* WHAT YOU HAVE TO DO: The entries that follow should be written out exactly.

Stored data
+-------+

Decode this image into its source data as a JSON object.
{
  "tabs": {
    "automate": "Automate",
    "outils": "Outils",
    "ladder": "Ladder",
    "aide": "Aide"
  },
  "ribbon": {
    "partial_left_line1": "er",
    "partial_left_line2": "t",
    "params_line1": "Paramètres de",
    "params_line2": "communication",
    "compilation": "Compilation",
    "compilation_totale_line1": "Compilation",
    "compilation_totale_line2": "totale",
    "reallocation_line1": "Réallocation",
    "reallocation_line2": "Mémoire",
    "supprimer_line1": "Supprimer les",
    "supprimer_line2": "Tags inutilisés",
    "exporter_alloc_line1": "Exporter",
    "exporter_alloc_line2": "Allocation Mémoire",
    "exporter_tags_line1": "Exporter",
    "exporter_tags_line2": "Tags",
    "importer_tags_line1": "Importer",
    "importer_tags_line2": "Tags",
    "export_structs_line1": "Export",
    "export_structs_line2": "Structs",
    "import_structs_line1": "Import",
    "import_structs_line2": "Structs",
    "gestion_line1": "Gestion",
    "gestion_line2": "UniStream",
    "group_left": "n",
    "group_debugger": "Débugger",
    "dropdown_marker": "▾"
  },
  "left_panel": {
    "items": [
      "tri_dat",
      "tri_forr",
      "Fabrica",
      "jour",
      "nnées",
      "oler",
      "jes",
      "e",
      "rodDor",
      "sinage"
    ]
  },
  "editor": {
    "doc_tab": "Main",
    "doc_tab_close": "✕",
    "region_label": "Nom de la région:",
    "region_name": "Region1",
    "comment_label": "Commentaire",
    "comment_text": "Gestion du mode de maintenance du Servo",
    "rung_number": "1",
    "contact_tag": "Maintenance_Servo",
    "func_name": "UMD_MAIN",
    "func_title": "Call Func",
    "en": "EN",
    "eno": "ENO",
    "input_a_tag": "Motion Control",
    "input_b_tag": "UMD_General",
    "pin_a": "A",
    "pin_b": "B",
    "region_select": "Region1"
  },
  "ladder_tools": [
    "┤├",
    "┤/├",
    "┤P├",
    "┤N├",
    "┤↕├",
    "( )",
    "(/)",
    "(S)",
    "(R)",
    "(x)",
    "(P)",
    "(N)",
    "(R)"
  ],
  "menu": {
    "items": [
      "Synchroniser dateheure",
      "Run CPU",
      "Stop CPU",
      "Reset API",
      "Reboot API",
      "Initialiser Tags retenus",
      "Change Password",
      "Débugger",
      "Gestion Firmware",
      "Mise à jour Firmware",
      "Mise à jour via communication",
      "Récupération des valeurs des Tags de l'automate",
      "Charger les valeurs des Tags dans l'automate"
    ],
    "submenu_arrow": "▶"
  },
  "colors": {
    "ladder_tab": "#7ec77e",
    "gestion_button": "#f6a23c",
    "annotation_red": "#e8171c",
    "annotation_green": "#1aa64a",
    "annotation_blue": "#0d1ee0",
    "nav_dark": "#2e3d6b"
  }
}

+-------+

* PROBLEM SOLUTION:
Decode this image into its source data as a JSON object.
{
  "tabs": {
    "automate": "Automate",
    "outils": "Outils",
    "ladder": "Ladder",
    "aide": "Aide"
  },
  "ribbon": {
    "partial_left_line1": "er",
    "partial_left_line2": "t",
    "params_line1": "Paramètres de",
    "params_line2": "communication",
    "compilation": "Compilation",
    "compilation_totale_line1": "Compilation",
    "compilation_totale_line2": "totale",
    "reallocation_line1": "Réallocation",
    "reallocation_line2": "Mémoire",
    "supprimer_line1": "Supprimer les",
    "supprimer_line2": "Tags inutilisés",
    "exporter_alloc_line1": "Exporter",
    "exporter_alloc_line2": "Allocation Mémoire",
    "exporter_tags_line1": "Exporter",
    "exporter_tags_line2": "Tags",
    "importer_tags_line1": "Importer",
    "importer_tags_line2": "Tags",
    "export_structs_line1": "Export",
    "export_structs_line2": "Structs",
    "import_structs_line1": "Import",
    "import_structs_line2": "Structs",
    "gestion_line1": "Gestion",
    "gestion_line2": "UniStream",
    "group_left": "n",
    "group_debugger": "Débugger",
    "dropdown_marker": "▾"
  },
  "left_panel": {
    "items": [
      "tri_dat",
      "tri_forr",
      "Fabrica",
      "jour",
      "nnées",
      "oler",
      "jes",
      "e",
      "rodDor",
      "sinage"
    ]
  },
  "editor": {
    "doc_tab": "Main",
    "doc_tab_close": "✕",
    "region_label": "Nom de la région:",
    "region_name": "Region1",
    "comment_label": "Commentaire",
    "comment_text": "Gestion du mode de maintenance du Servo",
    "rung_number": "1",
    "contact_tag": "Maintenance_Servo",
    "func_name": "UMD_MAIN",
    "func_title": "Call Func",
    "en": "EN",
    "eno": "ENO",
    "input_a_tag": "Motion Control",
    "input_b_tag": "UMD_General",
    "pin_a": "A",
    "pin_b": "B",
    "region_select": "Region1"
  },
  "ladder_tools": [
    "┤├",
    "┤/├",
    "┤P├",
    "┤N├",
    "┤↕├",
    "( )",
    "(/)",
    "(S)",
    "(R)",
    "(x)",
    "(P)",
    "(N)",
    "(R)"
  ],
  "menu": {
    "items": [
      "Synchroniser dateheure",
      "Run CPU",
      "Stop CPU",
      "Reset API",
      "Reboot API",
      "Initialiser Tags retenus",
      "Change Password",
      "Débugger",
      "Gestion Firmware",
      "Mise à jour Firmware",
      "Mise à jour via communication",
      "Récupération des valeurs des Tags de l'automate",
      "Charger les valeurs des Tags dans l'automate"
    ],
    "submenu_arrow": "▶"
  },
  "colors": {
    "ladder_tab": "#7ec77e",
    "gestion_button": "#f6a23c",
    "annotation_red": "#e8171c",
    "annotation_green": "#1aa64a",
    "annotation_blue": "#0d1ee0",
    "nav_dark": "#2e3d6b"
  }
}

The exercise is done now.